[start of Input material]
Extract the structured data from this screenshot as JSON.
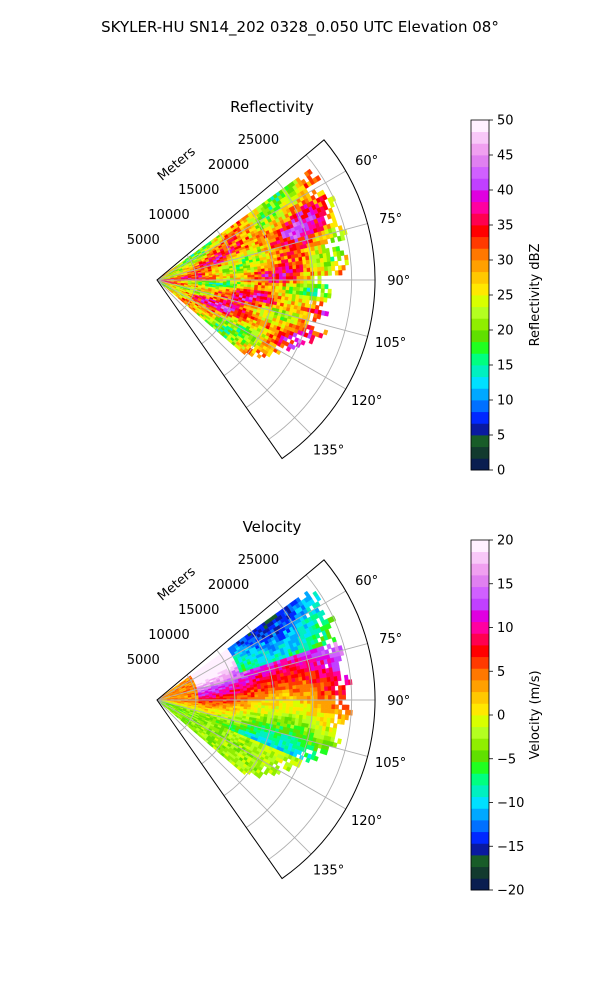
{
  "figure": {
    "suptitle": "SKYLER-HU  SN14_202  0328_0.050 UTC Elevation 08°"
  },
  "chart_data": [
    {
      "type": "polar-sector-heatmap",
      "title": "Reflectivity",
      "radial_label": "Meters",
      "r_ticks": [
        5000,
        10000,
        15000,
        20000,
        25000
      ],
      "r_tick_labels": [
        "5000",
        "10000",
        "15000",
        "20000",
        "25000"
      ],
      "rlim": [
        0,
        28000
      ],
      "theta_range_deg": [
        50,
        145
      ],
      "theta_ticks": [
        60,
        75,
        90,
        105,
        120,
        135
      ],
      "theta_tick_labels": [
        "60°",
        "75°",
        "90°",
        "105°",
        "120°",
        "135°"
      ],
      "data_extent_deg": [
        54,
        130
      ],
      "data_extent_m": 25000,
      "colorbar": {
        "label": "Reflectivity dBZ",
        "range": [
          0,
          50
        ],
        "ticks": [
          0,
          5,
          10,
          15,
          20,
          25,
          30,
          35,
          40,
          45,
          50
        ],
        "tick_labels": [
          "0",
          "5",
          "10",
          "15",
          "20",
          "25",
          "30",
          "35",
          "40",
          "45",
          "50"
        ],
        "colors": [
          "#0a1e50",
          "#123a2e",
          "#185c28",
          "#0a1aa0",
          "#0028ff",
          "#0070ff",
          "#00a8ff",
          "#00e0ff",
          "#00f0c0",
          "#00ff80",
          "#20ff20",
          "#60e000",
          "#90ee00",
          "#b4ff20",
          "#d8ff00",
          "#ffe800",
          "#ffc800",
          "#ffa000",
          "#ff7800",
          "#ff3a00",
          "#ff0000",
          "#ff0050",
          "#ff00a0",
          "#e000e0",
          "#c040ff",
          "#d060ff",
          "#e080f0",
          "#f0a0f0",
          "#f8c8f8",
          "#fff0ff"
        ]
      }
    },
    {
      "type": "polar-sector-heatmap",
      "title": "Velocity",
      "radial_label": "Meters",
      "r_ticks": [
        5000,
        10000,
        15000,
        20000,
        25000
      ],
      "r_tick_labels": [
        "5000",
        "10000",
        "15000",
        "20000",
        "25000"
      ],
      "rlim": [
        0,
        28000
      ],
      "theta_range_deg": [
        50,
        145
      ],
      "theta_ticks": [
        60,
        75,
        90,
        105,
        120,
        135
      ],
      "theta_tick_labels": [
        "60°",
        "75°",
        "90°",
        "105°",
        "120°",
        "135°"
      ],
      "data_extent_deg": [
        54,
        130
      ],
      "data_extent_m": 25000,
      "colorbar": {
        "label": "Velocity (m/s)",
        "range": [
          -20,
          20
        ],
        "ticks": [
          -20,
          -15,
          -10,
          -5,
          0,
          5,
          10,
          15,
          20
        ],
        "tick_labels": [
          "−20",
          "−15",
          "−10",
          "−5",
          "0",
          "5",
          "10",
          "15",
          "20"
        ],
        "colors": [
          "#0a1e50",
          "#123a2e",
          "#185c28",
          "#0a1aa0",
          "#0028ff",
          "#0070ff",
          "#00a8ff",
          "#00e0ff",
          "#00f0c0",
          "#00ff80",
          "#20ff20",
          "#60e000",
          "#90ee00",
          "#b4ff20",
          "#d8ff00",
          "#ffe800",
          "#ffc800",
          "#ffa000",
          "#ff7800",
          "#ff3a00",
          "#ff0000",
          "#ff0050",
          "#ff00a0",
          "#e000e0",
          "#c040ff",
          "#d060ff",
          "#e080f0",
          "#f0a0f0",
          "#f8c8f8",
          "#fff0ff"
        ]
      }
    }
  ]
}
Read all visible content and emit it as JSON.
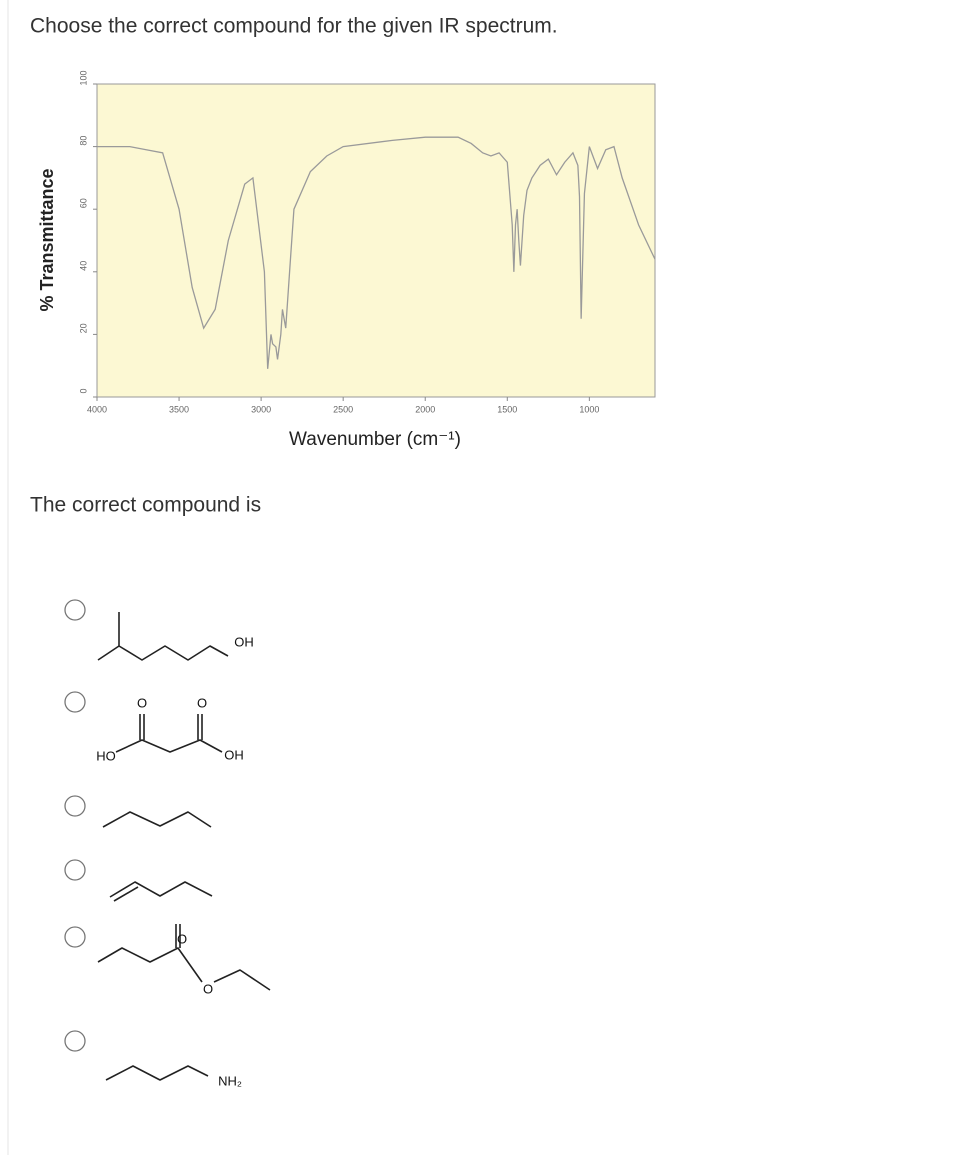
[end of Input material]
## [What is expected]
Exactly reproduce the entries above, minus the pictures.

## [Answer for the task]
Extract the structured data from this screenshot as JSON.
{
  "figure": {
    "suptitle": "SKYLER-HU  SN14_202  0328_0.050 UTC Elevation 08°"
  },
  "chart_data": [
    {
      "type": "polar-sector-heatmap",
      "title": "Reflectivity",
      "radial_label": "Meters",
      "r_ticks": [
        5000,
        10000,
        15000,
        20000,
        25000
      ],
      "r_tick_labels": [
        "5000",
        "10000",
        "15000",
        "20000",
        "25000"
      ],
      "rlim": [
        0,
        28000
      ],
      "theta_range_deg": [
        50,
        145
      ],
      "theta_ticks": [
        60,
        75,
        90,
        105,
        120,
        135
      ],
      "theta_tick_labels": [
        "60°",
        "75°",
        "90°",
        "105°",
        "120°",
        "135°"
      ],
      "data_extent_deg": [
        54,
        130
      ],
      "data_extent_m": 25000,
      "colorbar": {
        "label": "Reflectivity dBZ",
        "range": [
          0,
          50
        ],
        "ticks": [
          0,
          5,
          10,
          15,
          20,
          25,
          30,
          35,
          40,
          45,
          50
        ],
        "tick_labels": [
          "0",
          "5",
          "10",
          "15",
          "20",
          "25",
          "30",
          "35",
          "40",
          "45",
          "50"
        ],
        "colors": [
          "#0a1e50",
          "#123a2e",
          "#185c28",
          "#0a1aa0",
          "#0028ff",
          "#0070ff",
          "#00a8ff",
          "#00e0ff",
          "#00f0c0",
          "#00ff80",
          "#20ff20",
          "#60e000",
          "#90ee00",
          "#b4ff20",
          "#d8ff00",
          "#ffe800",
          "#ffc800",
          "#ffa000",
          "#ff7800",
          "#ff3a00",
          "#ff0000",
          "#ff0050",
          "#ff00a0",
          "#e000e0",
          "#c040ff",
          "#d060ff",
          "#e080f0",
          "#f0a0f0",
          "#f8c8f8",
          "#fff0ff"
        ]
      }
    },
    {
      "type": "polar-sector-heatmap",
      "title": "Velocity",
      "radial_label": "Meters",
      "r_ticks": [
        5000,
        10000,
        15000,
        20000,
        25000
      ],
      "r_tick_labels": [
        "5000",
        "10000",
        "15000",
        "20000",
        "25000"
      ],
      "rlim": [
        0,
        28000
      ],
      "theta_range_deg": [
        50,
        145
      ],
      "theta_ticks": [
        60,
        75,
        90,
        105,
        120,
        135
      ],
      "theta_tick_labels": [
        "60°",
        "75°",
        "90°",
        "105°",
        "120°",
        "135°"
      ],
      "data_extent_deg": [
        54,
        130
      ],
      "data_extent_m": 25000,
      "colorbar": {
        "label": "Velocity (m/s)",
        "range": [
          -20,
          20
        ],
        "ticks": [
          -20,
          -15,
          -10,
          -5,
          0,
          5,
          10,
          15,
          20
        ],
        "tick_labels": [
          "−20",
          "−15",
          "−10",
          "−5",
          "0",
          "5",
          "10",
          "15",
          "20"
        ],
        "colors": [
          "#0a1e50",
          "#123a2e",
          "#185c28",
          "#0a1aa0",
          "#0028ff",
          "#0070ff",
          "#00a8ff",
          "#00e0ff",
          "#00f0c0",
          "#00ff80",
          "#20ff20",
          "#60e000",
          "#90ee00",
          "#b4ff20",
          "#d8ff00",
          "#ffe800",
          "#ffc800",
          "#ffa000",
          "#ff7800",
          "#ff3a00",
          "#ff0000",
          "#ff0050",
          "#ff00a0",
          "#e000e0",
          "#c040ff",
          "#d060ff",
          "#e080f0",
          "#f0a0f0",
          "#f8c8f8",
          "#fff0ff"
        ]
      }
    }
  ]
}
Read all visible content and emit it as JSON.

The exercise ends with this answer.